##### RECORD SET

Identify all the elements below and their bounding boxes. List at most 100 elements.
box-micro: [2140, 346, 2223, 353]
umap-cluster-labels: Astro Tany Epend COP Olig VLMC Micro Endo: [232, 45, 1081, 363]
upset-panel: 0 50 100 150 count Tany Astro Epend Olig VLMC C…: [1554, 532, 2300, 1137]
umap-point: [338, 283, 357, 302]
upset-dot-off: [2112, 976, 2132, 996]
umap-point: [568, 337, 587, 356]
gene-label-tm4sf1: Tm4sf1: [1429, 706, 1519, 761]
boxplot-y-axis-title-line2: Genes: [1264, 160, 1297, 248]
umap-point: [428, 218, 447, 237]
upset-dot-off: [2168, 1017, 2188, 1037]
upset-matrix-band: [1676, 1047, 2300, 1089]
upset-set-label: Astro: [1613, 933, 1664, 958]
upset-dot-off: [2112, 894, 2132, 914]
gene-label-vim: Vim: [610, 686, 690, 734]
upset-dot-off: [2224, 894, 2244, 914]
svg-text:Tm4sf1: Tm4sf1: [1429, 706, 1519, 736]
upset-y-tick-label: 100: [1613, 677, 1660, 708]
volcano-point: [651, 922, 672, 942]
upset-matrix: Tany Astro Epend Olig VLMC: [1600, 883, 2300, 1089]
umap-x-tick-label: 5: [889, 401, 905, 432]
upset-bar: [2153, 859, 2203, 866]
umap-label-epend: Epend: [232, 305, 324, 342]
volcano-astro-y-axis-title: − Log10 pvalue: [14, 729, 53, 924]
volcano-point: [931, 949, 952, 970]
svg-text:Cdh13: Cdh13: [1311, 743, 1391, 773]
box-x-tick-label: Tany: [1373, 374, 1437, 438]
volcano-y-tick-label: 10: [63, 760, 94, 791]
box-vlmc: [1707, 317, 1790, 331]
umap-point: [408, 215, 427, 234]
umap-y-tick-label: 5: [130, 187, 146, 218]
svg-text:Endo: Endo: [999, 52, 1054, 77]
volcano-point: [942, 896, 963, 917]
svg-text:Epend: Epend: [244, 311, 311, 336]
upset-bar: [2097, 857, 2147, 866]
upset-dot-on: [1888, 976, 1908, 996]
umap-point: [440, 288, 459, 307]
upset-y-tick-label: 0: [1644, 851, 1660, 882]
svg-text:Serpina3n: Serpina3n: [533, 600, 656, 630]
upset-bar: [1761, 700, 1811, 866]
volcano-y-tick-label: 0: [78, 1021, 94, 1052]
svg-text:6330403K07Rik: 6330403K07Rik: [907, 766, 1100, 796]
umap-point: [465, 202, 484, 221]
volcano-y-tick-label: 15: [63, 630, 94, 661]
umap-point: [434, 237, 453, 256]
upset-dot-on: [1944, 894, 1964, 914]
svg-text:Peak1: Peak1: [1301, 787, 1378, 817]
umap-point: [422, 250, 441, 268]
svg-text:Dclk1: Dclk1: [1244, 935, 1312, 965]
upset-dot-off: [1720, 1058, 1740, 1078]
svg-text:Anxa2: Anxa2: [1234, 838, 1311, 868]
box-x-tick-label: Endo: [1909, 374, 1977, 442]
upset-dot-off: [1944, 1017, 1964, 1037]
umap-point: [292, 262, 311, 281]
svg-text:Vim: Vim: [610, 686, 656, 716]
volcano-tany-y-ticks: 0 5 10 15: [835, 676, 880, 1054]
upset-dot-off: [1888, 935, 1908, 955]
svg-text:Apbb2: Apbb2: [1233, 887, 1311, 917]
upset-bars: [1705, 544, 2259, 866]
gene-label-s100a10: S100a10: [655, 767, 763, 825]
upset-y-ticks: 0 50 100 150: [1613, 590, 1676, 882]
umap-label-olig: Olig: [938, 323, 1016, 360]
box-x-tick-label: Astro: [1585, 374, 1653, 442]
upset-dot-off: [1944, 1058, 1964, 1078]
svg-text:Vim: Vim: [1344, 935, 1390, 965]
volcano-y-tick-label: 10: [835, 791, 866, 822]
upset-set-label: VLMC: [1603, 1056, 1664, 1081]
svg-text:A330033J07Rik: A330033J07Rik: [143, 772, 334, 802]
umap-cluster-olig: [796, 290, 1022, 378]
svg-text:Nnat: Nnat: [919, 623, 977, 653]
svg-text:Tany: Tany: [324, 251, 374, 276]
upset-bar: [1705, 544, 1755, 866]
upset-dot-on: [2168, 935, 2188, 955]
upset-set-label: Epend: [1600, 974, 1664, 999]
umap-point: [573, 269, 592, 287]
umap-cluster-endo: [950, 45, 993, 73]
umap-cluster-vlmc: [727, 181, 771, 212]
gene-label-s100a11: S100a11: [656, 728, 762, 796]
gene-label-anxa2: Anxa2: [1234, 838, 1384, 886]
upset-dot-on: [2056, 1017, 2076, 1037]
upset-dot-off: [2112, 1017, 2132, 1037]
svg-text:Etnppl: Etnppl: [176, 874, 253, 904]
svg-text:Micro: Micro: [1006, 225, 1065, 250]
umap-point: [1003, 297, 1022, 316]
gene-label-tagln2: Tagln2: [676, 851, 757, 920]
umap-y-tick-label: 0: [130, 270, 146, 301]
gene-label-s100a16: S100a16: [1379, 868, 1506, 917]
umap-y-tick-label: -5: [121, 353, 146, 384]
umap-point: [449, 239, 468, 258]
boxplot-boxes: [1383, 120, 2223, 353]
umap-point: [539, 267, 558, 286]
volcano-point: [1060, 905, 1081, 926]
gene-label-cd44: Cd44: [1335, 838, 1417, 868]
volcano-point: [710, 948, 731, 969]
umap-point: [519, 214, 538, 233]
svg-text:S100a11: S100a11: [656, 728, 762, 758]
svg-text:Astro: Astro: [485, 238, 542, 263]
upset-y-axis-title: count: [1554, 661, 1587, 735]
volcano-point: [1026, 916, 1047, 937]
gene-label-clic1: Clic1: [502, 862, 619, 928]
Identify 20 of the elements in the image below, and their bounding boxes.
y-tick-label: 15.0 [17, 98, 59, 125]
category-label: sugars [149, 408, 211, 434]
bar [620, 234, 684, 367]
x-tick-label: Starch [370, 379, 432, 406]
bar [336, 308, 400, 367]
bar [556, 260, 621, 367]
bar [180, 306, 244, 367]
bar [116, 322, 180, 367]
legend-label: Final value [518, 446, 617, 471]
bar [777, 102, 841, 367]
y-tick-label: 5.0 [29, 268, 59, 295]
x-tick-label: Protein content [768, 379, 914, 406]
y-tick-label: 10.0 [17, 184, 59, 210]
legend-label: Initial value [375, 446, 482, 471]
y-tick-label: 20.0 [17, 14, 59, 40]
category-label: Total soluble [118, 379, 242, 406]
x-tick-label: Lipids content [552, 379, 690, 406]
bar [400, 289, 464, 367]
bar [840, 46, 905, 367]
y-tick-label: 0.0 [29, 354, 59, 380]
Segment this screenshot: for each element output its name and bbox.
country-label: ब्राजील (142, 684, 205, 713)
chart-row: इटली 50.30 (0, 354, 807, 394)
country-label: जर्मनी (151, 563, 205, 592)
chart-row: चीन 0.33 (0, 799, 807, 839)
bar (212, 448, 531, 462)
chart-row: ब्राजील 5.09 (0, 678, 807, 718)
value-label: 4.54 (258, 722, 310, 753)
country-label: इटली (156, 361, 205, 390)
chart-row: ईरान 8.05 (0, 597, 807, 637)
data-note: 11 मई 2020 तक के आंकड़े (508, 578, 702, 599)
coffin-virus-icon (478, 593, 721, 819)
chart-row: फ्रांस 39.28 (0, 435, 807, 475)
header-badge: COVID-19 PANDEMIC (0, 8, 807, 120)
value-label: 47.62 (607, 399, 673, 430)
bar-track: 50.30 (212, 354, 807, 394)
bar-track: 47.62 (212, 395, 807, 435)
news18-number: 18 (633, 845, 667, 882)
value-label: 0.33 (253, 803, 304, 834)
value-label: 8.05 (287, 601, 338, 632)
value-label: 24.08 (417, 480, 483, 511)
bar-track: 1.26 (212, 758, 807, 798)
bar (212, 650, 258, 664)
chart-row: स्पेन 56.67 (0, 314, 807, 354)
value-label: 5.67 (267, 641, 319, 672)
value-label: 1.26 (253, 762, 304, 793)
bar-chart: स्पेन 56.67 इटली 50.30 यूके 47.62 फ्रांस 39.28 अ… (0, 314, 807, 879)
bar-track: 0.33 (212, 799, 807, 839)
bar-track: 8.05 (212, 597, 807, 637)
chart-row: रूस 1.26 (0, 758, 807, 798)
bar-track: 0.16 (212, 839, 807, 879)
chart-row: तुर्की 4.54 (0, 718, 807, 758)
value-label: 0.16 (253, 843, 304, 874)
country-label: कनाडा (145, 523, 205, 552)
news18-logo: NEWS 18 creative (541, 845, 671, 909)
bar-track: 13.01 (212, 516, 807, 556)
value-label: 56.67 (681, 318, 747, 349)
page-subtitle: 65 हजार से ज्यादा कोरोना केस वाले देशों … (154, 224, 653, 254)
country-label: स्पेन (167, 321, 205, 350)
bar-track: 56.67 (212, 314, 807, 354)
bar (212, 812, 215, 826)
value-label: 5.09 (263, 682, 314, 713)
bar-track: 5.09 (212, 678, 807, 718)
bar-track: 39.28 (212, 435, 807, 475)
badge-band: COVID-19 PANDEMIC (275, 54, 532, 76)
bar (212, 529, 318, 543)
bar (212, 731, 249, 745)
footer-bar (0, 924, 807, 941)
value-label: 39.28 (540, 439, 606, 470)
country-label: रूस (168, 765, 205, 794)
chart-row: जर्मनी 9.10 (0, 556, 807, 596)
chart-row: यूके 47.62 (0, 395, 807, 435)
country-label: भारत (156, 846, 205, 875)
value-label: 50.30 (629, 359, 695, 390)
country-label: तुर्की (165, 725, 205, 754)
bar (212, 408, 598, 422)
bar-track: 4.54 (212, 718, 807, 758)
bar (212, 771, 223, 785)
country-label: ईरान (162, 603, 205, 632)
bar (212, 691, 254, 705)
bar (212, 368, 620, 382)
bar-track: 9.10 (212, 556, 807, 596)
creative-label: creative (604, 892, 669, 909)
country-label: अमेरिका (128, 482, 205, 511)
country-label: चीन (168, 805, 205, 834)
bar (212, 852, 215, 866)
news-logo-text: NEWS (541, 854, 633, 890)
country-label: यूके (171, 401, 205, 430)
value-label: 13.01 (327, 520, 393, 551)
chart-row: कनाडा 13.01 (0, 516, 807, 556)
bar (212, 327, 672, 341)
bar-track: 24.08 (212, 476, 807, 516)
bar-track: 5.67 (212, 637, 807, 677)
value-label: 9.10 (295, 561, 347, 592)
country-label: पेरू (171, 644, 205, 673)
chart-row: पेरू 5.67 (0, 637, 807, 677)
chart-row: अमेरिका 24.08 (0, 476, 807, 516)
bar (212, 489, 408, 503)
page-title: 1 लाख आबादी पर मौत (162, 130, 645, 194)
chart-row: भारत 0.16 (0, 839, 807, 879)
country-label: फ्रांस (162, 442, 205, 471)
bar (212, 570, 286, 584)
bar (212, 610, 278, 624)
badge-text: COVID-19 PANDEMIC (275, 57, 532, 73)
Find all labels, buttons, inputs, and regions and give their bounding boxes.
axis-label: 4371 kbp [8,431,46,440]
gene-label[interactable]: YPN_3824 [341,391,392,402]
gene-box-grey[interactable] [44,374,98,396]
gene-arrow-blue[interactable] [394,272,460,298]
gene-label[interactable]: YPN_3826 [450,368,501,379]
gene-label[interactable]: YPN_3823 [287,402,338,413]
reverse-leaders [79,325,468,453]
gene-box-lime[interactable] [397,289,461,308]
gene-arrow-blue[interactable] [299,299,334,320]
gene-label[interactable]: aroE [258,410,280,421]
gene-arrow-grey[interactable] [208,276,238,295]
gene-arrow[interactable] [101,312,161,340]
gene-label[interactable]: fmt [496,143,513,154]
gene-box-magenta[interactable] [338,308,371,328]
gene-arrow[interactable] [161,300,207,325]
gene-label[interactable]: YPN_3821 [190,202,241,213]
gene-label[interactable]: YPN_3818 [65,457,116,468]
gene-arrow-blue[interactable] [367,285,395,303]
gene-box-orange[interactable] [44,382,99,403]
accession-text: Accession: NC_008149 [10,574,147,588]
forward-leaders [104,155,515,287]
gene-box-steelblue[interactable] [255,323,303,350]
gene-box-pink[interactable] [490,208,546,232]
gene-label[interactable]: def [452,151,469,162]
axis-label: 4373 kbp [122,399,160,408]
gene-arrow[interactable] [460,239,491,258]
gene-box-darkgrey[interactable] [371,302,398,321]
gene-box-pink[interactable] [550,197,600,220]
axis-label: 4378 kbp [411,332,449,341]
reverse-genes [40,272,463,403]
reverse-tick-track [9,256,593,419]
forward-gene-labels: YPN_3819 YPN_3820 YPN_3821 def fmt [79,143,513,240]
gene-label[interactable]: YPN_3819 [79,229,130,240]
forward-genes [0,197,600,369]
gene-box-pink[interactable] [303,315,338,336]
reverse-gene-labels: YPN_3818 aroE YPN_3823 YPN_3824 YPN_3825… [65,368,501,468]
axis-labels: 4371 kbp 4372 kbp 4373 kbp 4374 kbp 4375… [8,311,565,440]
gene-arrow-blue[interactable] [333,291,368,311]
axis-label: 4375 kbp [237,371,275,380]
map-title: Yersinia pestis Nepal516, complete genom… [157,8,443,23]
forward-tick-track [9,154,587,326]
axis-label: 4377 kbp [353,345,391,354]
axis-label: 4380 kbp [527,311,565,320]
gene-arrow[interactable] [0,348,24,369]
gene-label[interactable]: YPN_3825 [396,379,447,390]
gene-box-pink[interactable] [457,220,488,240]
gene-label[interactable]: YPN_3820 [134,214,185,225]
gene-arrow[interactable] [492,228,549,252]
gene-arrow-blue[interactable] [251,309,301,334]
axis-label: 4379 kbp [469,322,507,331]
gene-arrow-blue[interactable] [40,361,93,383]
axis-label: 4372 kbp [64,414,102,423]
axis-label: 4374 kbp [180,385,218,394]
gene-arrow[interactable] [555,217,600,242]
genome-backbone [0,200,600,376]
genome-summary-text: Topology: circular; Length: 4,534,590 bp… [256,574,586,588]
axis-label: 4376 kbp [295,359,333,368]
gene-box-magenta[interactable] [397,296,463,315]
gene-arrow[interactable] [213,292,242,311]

##########

§ **TASK OBJECTIVE**
From the data, collect all lines where the string "below" appears.

§ **OUTPUT OF THE EXERCISE**
Identify all the elements below and their bounding boxes. List at most 100 elements.
Identify 20 of the elements in the image below, and their bounding boxes.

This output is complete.